Task objective: Nothing in the data should change when you return it, but leave the pictures out.

^^^^^^^^

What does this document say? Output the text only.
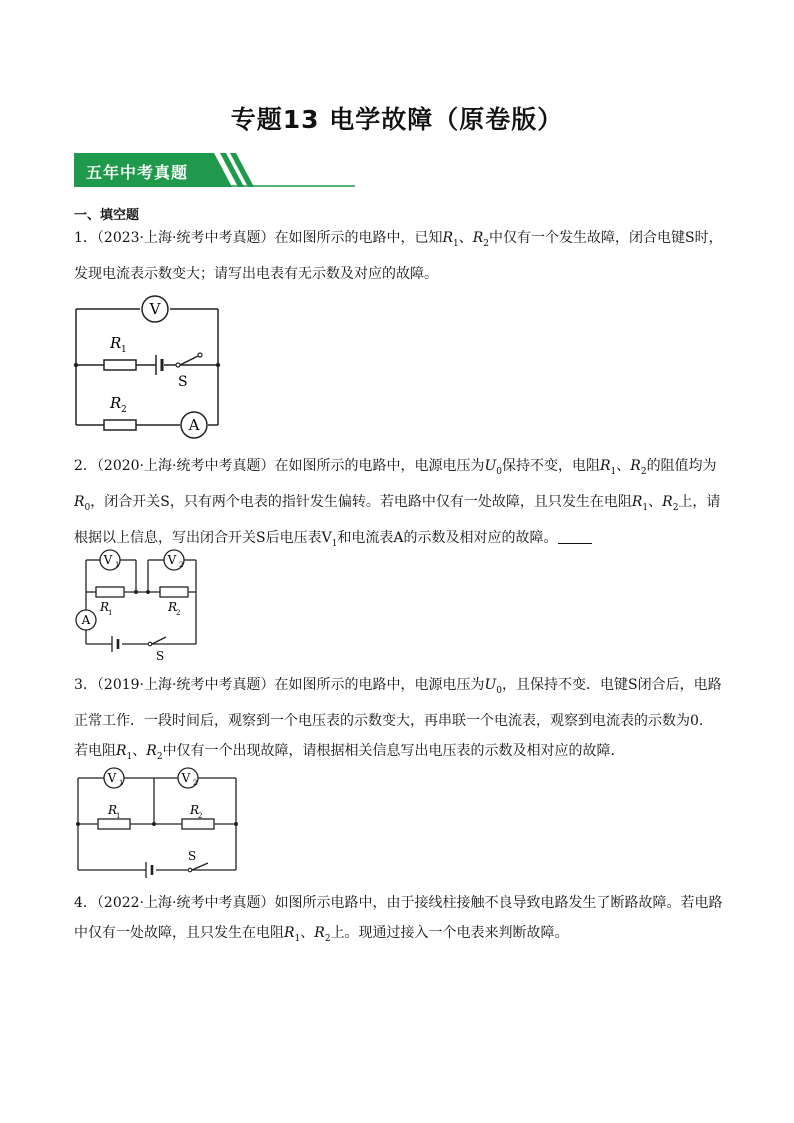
专题13 电学故障（原卷版）
五年中考真题
一、填空题
1．（2023·上海·统考中考真题）在如图所示的电路中，已知$R_1$、$R_2$中仅有一个发生故障，闭合电键S时，发现电流表示数变大；请写出电表有无示数及对应的故障。
V
A
R 1
R 2
S
2．（2020·上海·统考中考真题）在如图所示的电路中，电源电压为$U_0$保持不变，电阻$R_1$、$R_2$的阻值均为$R_0$，闭合开关S，只有两个电表的指针发生偏转。若电路中仅有一处故障，且只发生在电阻$R_1$、$R_2$上，请根据以上信息，写出闭合开关S后电压表$V_1$和电流表A的示数及相对应的故障。
V 1	V 2
A
R
1	R
2
S
3．（2019·上海·统考中考真题）在如图所示的电路中，电源电压为$U_0$，且保持不变．电键S闭合后，电路正常工作．一段时间后，观察到一个电压表的示数变大，再串联一个电流表，观察到电流表的示数为0．若电阻$R_1$、$R_2$中仅有一个出现故障，请根据相关信息写出电压表的示数及相对应的故障．
V 1	V 2
R
1	R
2
S
4．（2022·上海·统考中考真题）如图所示电路中，由于接线柱接触不良导致电路发生了断路故障。若电路中仅有一处故障，且只发生在电阻$R_1$、$R_2$上。现通过接入一个电表来判断故障。
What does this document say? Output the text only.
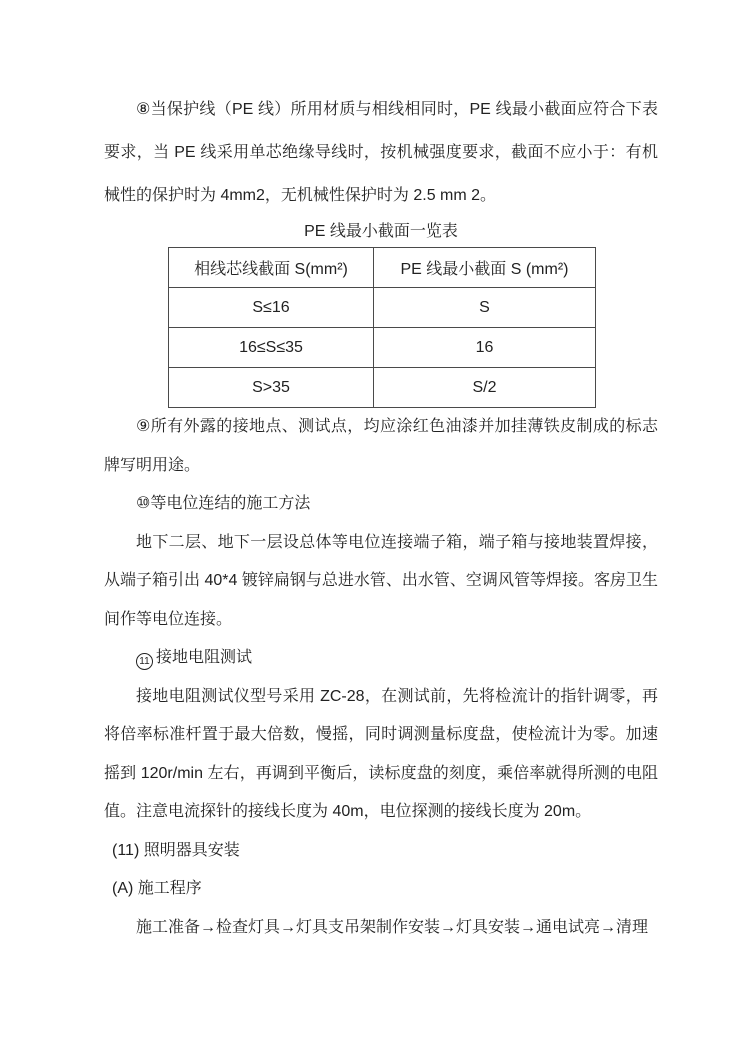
⑧当保护线（PE 线）所用材质与相线相同时，PE 线最小截面应符合下表要求，当 PE 线采用单芯绝缘导线时，按机械强度要求，截面不应小于：有机械性的保护时为 4mm2，无机械性保护时为 2.5 mm 2。

PE 线最小截面一览表
相线芯线截面 S(mm²)	PE 线最小截面 S (mm²)
S≤16	S
16≤S≤35	16
S>35	S/2

⑨所有外露的接地点、测试点，均应涂红色油漆并加挂薄铁皮制成的标志牌写明用途。

⑩等电位连结的施工方法

地下二层、地下一层设总体等电位连接端子箱，端子箱与接地装置焊接，从端子箱引出 40*4 镀锌扁钢与总进水管、出水管、空调风管等焊接。客房卫生间作等电位连接。

11 接地电阻测试

接地电阻测试仪型号采用 ZC-28，在测试前，先将检流计的指针调零，再将倍率标准杆置于最大倍数，慢摇，同时调测量标度盘，使检流计为零。加速摇到 120r/min 左右，再调到平衡后，读标度盘的刻度，乘倍率就得所测的电阻值。注意电流探针的接线长度为 40m，电位探测的接线长度为 20m。

(11) 照明器具安装

(A) 施工程序

施工准备→检查灯具→灯具支吊架制作安装→灯具安装→通电试亮→清理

^^^^^^^^

Task answer:
What does this document say? Output the text only.
专题13 电学故障（原卷版）
五年中考真题
一、填空题
1．（2023·上海·统考中考真题）在如图所示的电路中，已知$R_1$、$R_2$中仅有一个发生故障，闭合电键S时，发现电流表示数变大；请写出电表有无示数及对应的故障。
V
A
R 1
R 2
S
2．（2020·上海·统考中考真题）在如图所示的电路中，电源电压为$U_0$保持不变，电阻$R_1$、$R_2$的阻值均为$R_0$，闭合开关S，只有两个电表的指针发生偏转。若电路中仅有一处故障，且只发生在电阻$R_1$、$R_2$上，请根据以上信息，写出闭合开关S后电压表$V_1$和电流表A的示数及相对应的故障。
V 1	V 2
A
R
1	R
2
S
3．（2019·上海·统考中考真题）在如图所示的电路中，电源电压为$U_0$，且保持不变．电键S闭合后，电路正常工作．一段时间后，观察到一个电压表的示数变大，再串联一个电流表，观察到电流表的示数为0．若电阻$R_1$、$R_2$中仅有一个出现故障，请根据相关信息写出电压表的示数及相对应的故障．
V 1	V 2
R
1	R
2
S
4．（2022·上海·统考中考真题）如图所示电路中，由于接线柱接触不良导致电路发生了断路故障。若电路中仅有一处故障，且只发生在电阻$R_1$、$R_2$上。现通过接入一个电表来判断故障。
What does this document say? Output the text only.
⑧当保护线（PE 线）所用材质与相线相同时，PE 线最小截面应符合下表要求，当 PE 线采用单芯绝缘导线时，按机械强度要求，截面不应小于：有机械性的保护时为 4mm2，无机械性保护时为 2.5 mm 2。

PE 线最小截面一览表
相线芯线截面 S(mm²)	PE 线最小截面 S (mm²)
S≤16	S
16≤S≤35	16
S>35	S/2

⑨所有外露的接地点、测试点，均应涂红色油漆并加挂薄铁皮制成的标志牌写明用途。

⑩等电位连结的施工方法

地下二层、地下一层设总体等电位连接端子箱，端子箱与接地装置焊接，从端子箱引出 40*4 镀锌扁钢与总进水管、出水管、空调风管等焊接。客房卫生间作等电位连接。

11 接地电阻测试

接地电阻测试仪型号采用 ZC-28，在测试前，先将检流计的指针调零，再将倍率标准杆置于最大倍数，慢摇，同时调测量标度盘，使检流计为零。加速摇到 120r/min 左右，再调到平衡后，读标度盘的刻度，乘倍率就得所测的电阻值。注意电流探针的接线长度为 40m，电位探测的接线长度为 20m。

(11) 照明器具安装

(A) 施工程序

施工准备→检查灯具→灯具支吊架制作安装→灯具安装→通电试亮→清理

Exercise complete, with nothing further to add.